EXERCISE DESCRIPTION: Answer with a single number: the count of lines that include the string "causas".

::::::::::

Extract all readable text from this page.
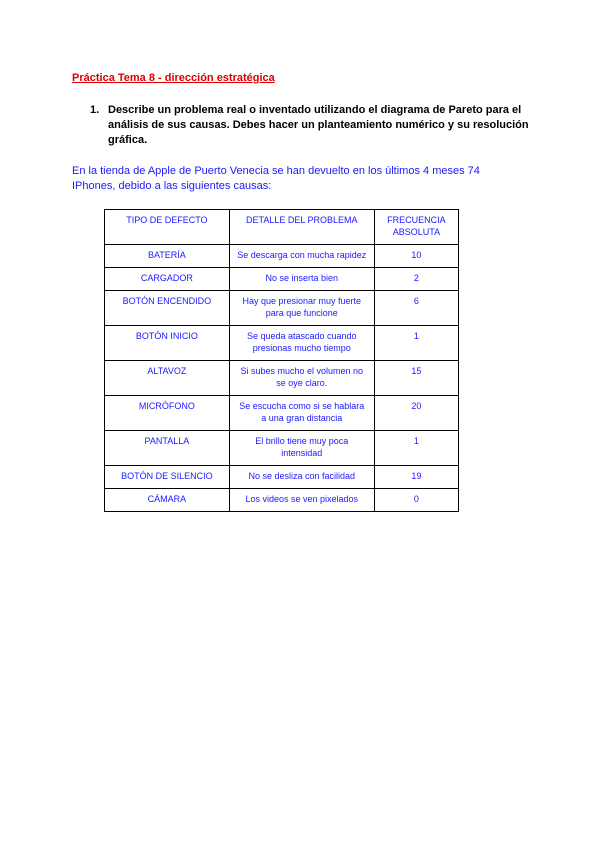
Práctica Tema 8 - dirección estratégica
1. Describe un problema real o inventado utilizando el diagrama de Pareto para el análisis de sus causas. Debes hacer un planteamiento numérico y su resolución gráfica.
En la tienda de Apple de Puerto Venecia se han devuelto en los últimos 4 meses 74 IPhones, debido a las siguientes causas:
TIPO DE DEFECTO	DETALLE DEL PROBLEMA	FRECUENCIA ABSOLUTA
BATERÍA	Se descarga con mucha rapidez	10
CARGADOR	No se inserta bien	2
BOTÓN ENCENDIDO	Hay que presionar muy fuerte para que funcione	6
BOTÓN INICIO	Se queda atascado cuando presionas mucho tiempo	1
ALTAVOZ	Si subes mucho el volumen no se oye claro.	15
MICRÓFONO	Se escucha como si se hablara a una gran distancia	20
PANTALLA	El brillo tiene muy poca intensidad	1
BOTÓN DE SILENCIO	No se desliza con facilidad	19
CÁMARA	Los videos se ven pixelados	0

::::::::::

ANSWER TO THIS EXERCISE: 2